--- TASK ---
Reproduce every one of the following rows word for word, in the same order.

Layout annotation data
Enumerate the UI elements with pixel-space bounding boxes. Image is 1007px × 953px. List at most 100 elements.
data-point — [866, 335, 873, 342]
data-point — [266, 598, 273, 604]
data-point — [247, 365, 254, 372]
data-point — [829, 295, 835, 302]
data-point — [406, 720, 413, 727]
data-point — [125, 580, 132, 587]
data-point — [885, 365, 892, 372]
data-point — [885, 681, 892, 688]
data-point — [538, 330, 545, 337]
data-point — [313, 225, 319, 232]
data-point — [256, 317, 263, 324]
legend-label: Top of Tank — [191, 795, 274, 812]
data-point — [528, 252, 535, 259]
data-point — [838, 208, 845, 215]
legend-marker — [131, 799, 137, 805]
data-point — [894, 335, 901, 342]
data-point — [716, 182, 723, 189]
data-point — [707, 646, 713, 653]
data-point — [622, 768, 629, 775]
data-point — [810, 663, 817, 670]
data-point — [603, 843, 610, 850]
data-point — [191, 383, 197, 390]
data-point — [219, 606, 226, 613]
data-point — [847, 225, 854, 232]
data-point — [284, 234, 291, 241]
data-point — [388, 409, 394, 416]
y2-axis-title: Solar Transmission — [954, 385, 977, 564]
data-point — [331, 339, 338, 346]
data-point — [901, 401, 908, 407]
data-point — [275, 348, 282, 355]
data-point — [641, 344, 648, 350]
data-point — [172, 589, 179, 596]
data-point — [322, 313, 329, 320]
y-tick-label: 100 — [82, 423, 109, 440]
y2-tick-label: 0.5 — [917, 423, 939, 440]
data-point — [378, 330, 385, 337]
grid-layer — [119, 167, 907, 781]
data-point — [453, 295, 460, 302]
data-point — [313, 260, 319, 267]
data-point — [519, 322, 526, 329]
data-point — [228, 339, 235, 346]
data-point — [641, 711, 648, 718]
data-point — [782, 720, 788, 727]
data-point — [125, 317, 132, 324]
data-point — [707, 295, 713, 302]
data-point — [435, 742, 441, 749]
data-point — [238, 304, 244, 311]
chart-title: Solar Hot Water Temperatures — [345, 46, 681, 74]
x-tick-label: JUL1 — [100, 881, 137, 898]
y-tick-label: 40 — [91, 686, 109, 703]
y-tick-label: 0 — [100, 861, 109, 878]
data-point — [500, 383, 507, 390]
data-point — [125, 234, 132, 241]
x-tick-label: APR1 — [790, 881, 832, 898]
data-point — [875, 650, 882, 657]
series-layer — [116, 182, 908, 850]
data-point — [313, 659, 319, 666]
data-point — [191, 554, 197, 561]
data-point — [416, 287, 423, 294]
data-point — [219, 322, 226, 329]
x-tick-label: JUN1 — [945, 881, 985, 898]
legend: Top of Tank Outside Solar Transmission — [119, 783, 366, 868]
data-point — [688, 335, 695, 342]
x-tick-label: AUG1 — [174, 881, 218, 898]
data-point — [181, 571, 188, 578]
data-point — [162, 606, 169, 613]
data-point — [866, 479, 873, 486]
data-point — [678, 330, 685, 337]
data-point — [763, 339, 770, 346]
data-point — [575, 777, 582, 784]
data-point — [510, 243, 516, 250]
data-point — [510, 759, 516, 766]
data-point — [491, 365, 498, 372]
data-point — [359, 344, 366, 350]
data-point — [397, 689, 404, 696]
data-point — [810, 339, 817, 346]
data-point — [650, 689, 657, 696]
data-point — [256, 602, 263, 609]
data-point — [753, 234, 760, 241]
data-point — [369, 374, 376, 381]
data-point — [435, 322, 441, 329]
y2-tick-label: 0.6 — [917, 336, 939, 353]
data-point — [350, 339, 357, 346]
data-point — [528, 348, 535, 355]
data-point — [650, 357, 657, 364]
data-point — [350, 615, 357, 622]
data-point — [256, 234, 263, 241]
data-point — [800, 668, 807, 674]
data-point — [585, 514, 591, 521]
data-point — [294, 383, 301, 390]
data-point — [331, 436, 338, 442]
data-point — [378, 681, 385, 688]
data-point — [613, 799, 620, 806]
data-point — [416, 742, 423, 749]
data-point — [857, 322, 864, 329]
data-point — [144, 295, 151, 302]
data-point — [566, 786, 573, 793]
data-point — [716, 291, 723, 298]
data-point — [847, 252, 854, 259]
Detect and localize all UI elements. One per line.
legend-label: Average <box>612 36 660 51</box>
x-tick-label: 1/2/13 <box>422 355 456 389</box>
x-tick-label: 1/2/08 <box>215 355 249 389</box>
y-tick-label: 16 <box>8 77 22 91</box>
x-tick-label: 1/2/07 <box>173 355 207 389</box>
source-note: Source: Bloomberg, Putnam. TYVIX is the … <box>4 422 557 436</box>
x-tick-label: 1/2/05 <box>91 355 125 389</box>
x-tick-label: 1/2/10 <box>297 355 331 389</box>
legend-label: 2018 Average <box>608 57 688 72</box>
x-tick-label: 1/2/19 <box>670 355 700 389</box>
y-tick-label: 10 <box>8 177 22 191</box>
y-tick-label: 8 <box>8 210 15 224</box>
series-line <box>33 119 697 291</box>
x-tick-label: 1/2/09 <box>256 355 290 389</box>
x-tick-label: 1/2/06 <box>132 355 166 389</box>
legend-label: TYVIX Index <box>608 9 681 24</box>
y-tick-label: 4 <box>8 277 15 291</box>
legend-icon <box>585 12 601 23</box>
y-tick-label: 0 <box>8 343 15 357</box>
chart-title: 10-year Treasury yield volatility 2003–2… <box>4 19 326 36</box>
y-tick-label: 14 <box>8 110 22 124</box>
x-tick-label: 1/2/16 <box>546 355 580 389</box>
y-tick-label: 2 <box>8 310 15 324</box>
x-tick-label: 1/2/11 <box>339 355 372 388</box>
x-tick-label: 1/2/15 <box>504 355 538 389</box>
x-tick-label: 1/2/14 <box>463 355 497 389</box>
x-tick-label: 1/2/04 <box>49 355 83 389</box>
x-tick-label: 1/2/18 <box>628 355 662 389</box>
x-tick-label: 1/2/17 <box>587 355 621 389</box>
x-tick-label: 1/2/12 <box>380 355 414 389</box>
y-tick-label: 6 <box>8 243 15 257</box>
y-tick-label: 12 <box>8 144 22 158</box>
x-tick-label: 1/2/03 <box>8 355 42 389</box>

--- FULL SOLUTION ---
Enumerate the UI elements with pixel-space bounding boxes. Image is 1007px × 953px. List at most 100 elements.
data-point — [866, 335, 873, 342]
data-point — [266, 598, 273, 604]
data-point — [247, 365, 254, 372]
data-point — [829, 295, 835, 302]
data-point — [406, 720, 413, 727]
data-point — [125, 580, 132, 587]
data-point — [885, 365, 892, 372]
data-point — [885, 681, 892, 688]
data-point — [538, 330, 545, 337]
data-point — [313, 225, 319, 232]
data-point — [256, 317, 263, 324]
legend-label: Top of Tank — [191, 795, 274, 812]
data-point — [528, 252, 535, 259]
data-point — [838, 208, 845, 215]
legend-marker — [131, 799, 137, 805]
data-point — [894, 335, 901, 342]
data-point — [716, 182, 723, 189]
data-point — [707, 646, 713, 653]
data-point — [622, 768, 629, 775]
data-point — [810, 663, 817, 670]
data-point — [603, 843, 610, 850]
data-point — [191, 383, 197, 390]
data-point — [219, 606, 226, 613]
data-point — [847, 225, 854, 232]
data-point — [284, 234, 291, 241]
data-point — [388, 409, 394, 416]
y2-axis-title: Solar Transmission — [954, 385, 977, 564]
data-point — [331, 339, 338, 346]
data-point — [901, 401, 908, 407]
data-point — [275, 348, 282, 355]
data-point — [641, 344, 648, 350]
data-point — [172, 589, 179, 596]
data-point — [322, 313, 329, 320]
y-tick-label: 100 — [82, 423, 109, 440]
y2-tick-label: 0.5 — [917, 423, 939, 440]
data-point — [378, 330, 385, 337]
grid-layer — [119, 167, 907, 781]
data-point — [453, 295, 460, 302]
data-point — [313, 260, 319, 267]
data-point — [519, 322, 526, 329]
data-point — [228, 339, 235, 346]
data-point — [641, 711, 648, 718]
data-point — [782, 720, 788, 727]
data-point — [125, 317, 132, 324]
data-point — [707, 295, 713, 302]
data-point — [435, 742, 441, 749]
data-point — [238, 304, 244, 311]
chart-title: Solar Hot Water Temperatures — [345, 46, 681, 74]
x-tick-label: JUL1 — [100, 881, 137, 898]
y-tick-label: 40 — [91, 686, 109, 703]
y-tick-label: 0 — [100, 861, 109, 878]
data-point — [500, 383, 507, 390]
data-point — [125, 234, 132, 241]
x-tick-label: APR1 — [790, 881, 832, 898]
data-point — [875, 650, 882, 657]
series-layer — [116, 182, 908, 850]
data-point — [313, 659, 319, 666]
data-point — [191, 554, 197, 561]
data-point — [416, 287, 423, 294]
data-point — [219, 322, 226, 329]
x-tick-label: JUN1 — [945, 881, 985, 898]
legend: Top of Tank Outside Solar Transmission — [119, 783, 366, 868]
data-point — [688, 335, 695, 342]
x-tick-label: AUG1 — [174, 881, 218, 898]
data-point — [181, 571, 188, 578]
data-point — [162, 606, 169, 613]
data-point — [866, 479, 873, 486]
data-point — [678, 330, 685, 337]
data-point — [763, 339, 770, 346]
data-point — [575, 777, 582, 784]
data-point — [510, 243, 516, 250]
data-point — [510, 759, 516, 766]
data-point — [491, 365, 498, 372]
data-point — [359, 344, 366, 350]
data-point — [397, 689, 404, 696]
data-point — [810, 339, 817, 346]
data-point — [650, 689, 657, 696]
data-point — [256, 602, 263, 609]
data-point — [753, 234, 760, 241]
data-point — [369, 374, 376, 381]
data-point — [435, 322, 441, 329]
y2-tick-label: 0.6 — [917, 336, 939, 353]
data-point — [350, 339, 357, 346]
data-point — [528, 348, 535, 355]
data-point — [650, 357, 657, 364]
data-point — [350, 615, 357, 622]
data-point — [256, 234, 263, 241]
data-point — [800, 668, 807, 674]
data-point — [585, 514, 591, 521]
data-point — [294, 383, 301, 390]
data-point — [331, 436, 338, 442]
data-point — [378, 681, 385, 688]
data-point — [613, 799, 620, 806]
data-point — [416, 742, 423, 749]
data-point — [857, 322, 864, 329]
data-point — [144, 295, 151, 302]
data-point — [566, 786, 573, 793]
data-point — [716, 291, 723, 298]
data-point — [847, 252, 854, 259]
Detect and localize all UI elements. One per line.
legend-label: Average <box>612 36 660 51</box>
x-tick-label: 1/2/13 <box>422 355 456 389</box>
x-tick-label: 1/2/08 <box>215 355 249 389</box>
y-tick-label: 16 <box>8 77 22 91</box>
x-tick-label: 1/2/07 <box>173 355 207 389</box>
source-note: Source: Bloomberg, Putnam. TYVIX is the … <box>4 422 557 436</box>
x-tick-label: 1/2/05 <box>91 355 125 389</box>
x-tick-label: 1/2/10 <box>297 355 331 389</box>
legend-label: 2018 Average <box>608 57 688 72</box>
x-tick-label: 1/2/19 <box>670 355 700 389</box>
y-tick-label: 10 <box>8 177 22 191</box>
y-tick-label: 8 <box>8 210 15 224</box>
series-line <box>33 119 697 291</box>
x-tick-label: 1/2/09 <box>256 355 290 389</box>
x-tick-label: 1/2/06 <box>132 355 166 389</box>
legend-label: TYVIX Index <box>608 9 681 24</box>
y-tick-label: 4 <box>8 277 15 291</box>
legend-icon <box>585 12 601 23</box>
y-tick-label: 0 <box>8 343 15 357</box>
chart-title: 10-year Treasury yield volatility 2003–2… <box>4 19 326 36</box>
y-tick-label: 14 <box>8 110 22 124</box>
x-tick-label: 1/2/16 <box>546 355 580 389</box>
y-tick-label: 2 <box>8 310 15 324</box>
x-tick-label: 1/2/11 <box>339 355 372 388</box>
x-tick-label: 1/2/15 <box>504 355 538 389</box>
x-tick-label: 1/2/14 <box>463 355 497 389</box>
x-tick-label: 1/2/04 <box>49 355 83 389</box>
x-tick-label: 1/2/18 <box>628 355 662 389</box>
x-tick-label: 1/2/17 <box>587 355 621 389</box>
x-tick-label: 1/2/12 <box>380 355 414 389</box>
y-tick-label: 6 <box>8 243 15 257</box>
y-tick-label: 12 <box>8 144 22 158</box>
x-tick-label: 1/2/03 <box>8 355 42 389</box>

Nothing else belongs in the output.